━━━ Materials provided

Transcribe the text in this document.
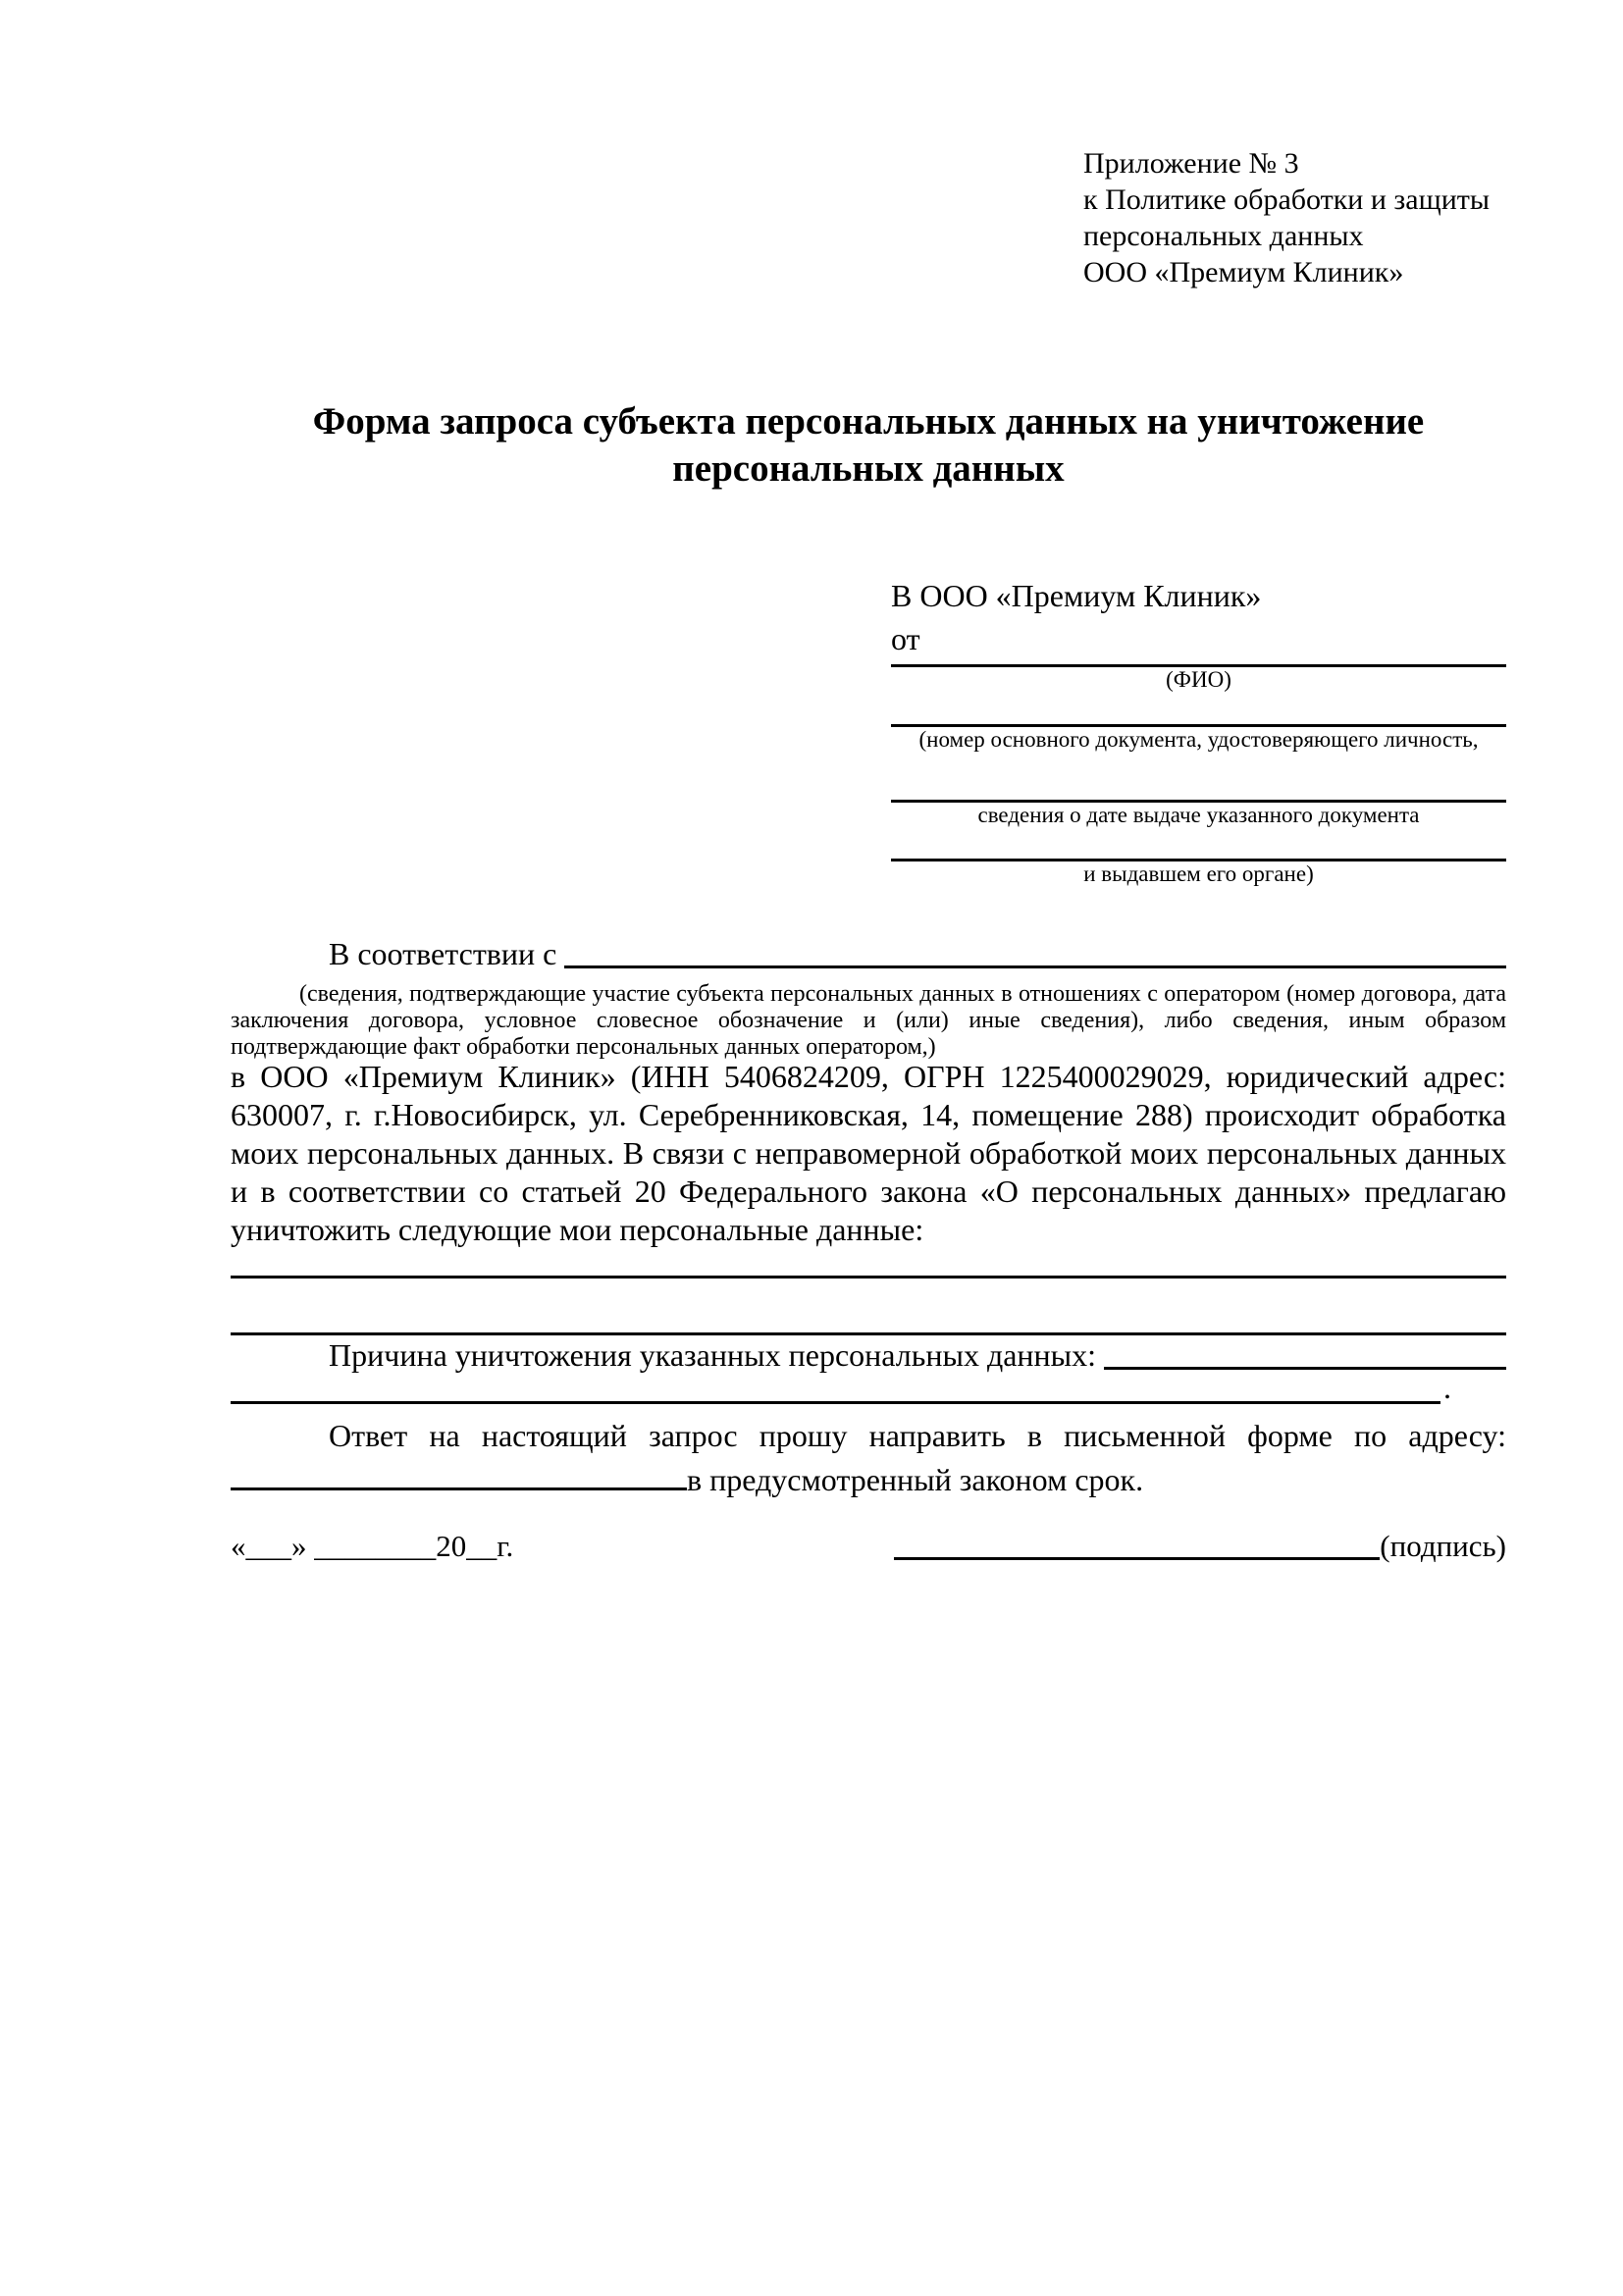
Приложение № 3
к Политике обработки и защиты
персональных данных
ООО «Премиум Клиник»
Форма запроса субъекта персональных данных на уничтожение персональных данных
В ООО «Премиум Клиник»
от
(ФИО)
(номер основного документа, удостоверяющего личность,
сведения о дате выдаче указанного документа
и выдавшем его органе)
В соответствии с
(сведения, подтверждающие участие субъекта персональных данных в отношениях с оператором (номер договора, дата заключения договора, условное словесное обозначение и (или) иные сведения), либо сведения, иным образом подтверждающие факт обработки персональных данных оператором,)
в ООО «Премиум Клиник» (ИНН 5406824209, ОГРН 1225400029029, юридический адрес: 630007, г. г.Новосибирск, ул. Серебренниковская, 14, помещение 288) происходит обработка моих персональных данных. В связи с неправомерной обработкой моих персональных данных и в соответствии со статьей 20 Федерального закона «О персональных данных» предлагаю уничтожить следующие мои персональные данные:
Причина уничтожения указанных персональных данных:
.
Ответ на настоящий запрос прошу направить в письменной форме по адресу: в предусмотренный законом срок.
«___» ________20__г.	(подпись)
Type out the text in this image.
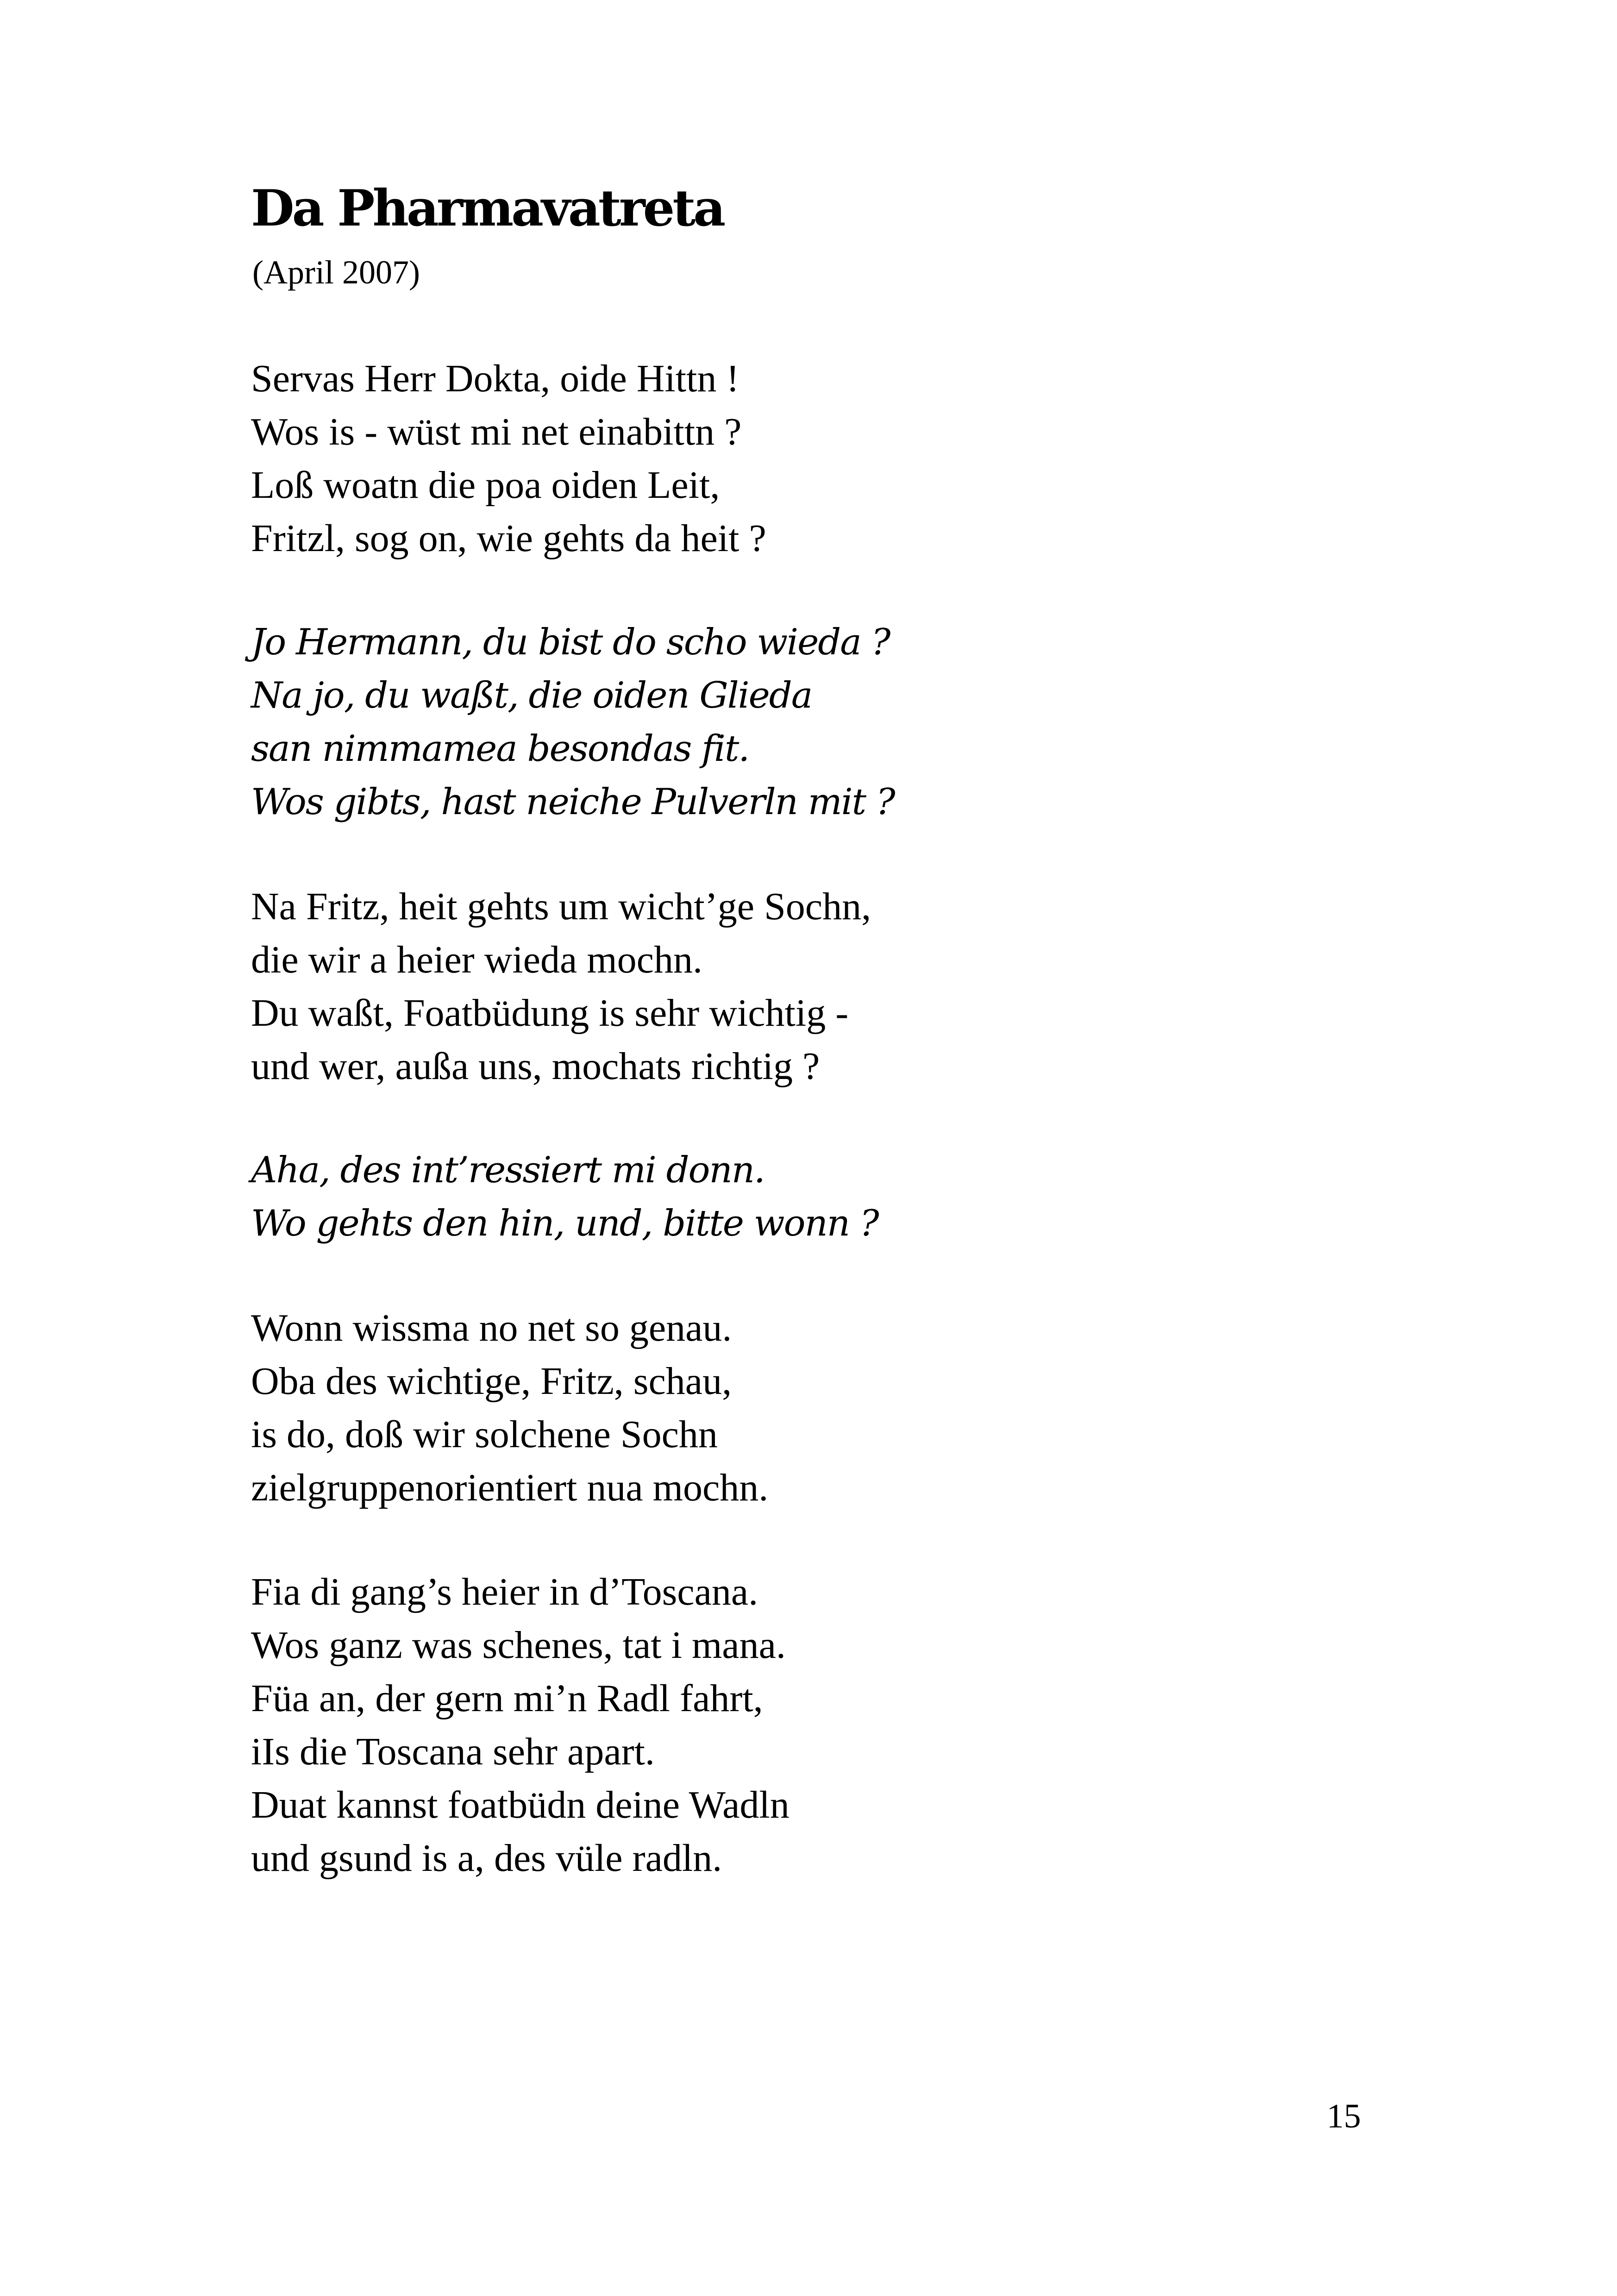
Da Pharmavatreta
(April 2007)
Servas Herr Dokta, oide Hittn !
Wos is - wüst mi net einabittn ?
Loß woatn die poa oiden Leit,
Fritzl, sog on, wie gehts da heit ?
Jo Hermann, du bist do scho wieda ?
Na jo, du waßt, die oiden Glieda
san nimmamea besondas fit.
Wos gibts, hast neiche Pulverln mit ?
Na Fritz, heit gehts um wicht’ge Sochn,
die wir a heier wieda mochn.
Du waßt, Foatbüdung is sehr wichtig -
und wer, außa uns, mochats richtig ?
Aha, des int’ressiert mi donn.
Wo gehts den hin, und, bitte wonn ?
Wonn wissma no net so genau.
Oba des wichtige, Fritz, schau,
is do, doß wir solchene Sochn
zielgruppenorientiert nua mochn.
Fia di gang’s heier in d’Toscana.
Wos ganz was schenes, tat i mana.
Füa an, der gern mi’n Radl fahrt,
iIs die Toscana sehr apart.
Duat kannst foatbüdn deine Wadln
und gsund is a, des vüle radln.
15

━━━━━━

Go through the records and gather the lines that hold "waßt".

Na jo, du waßt, die oiden Glieda
Du waßt, Foatbüdung is sehr wichtig -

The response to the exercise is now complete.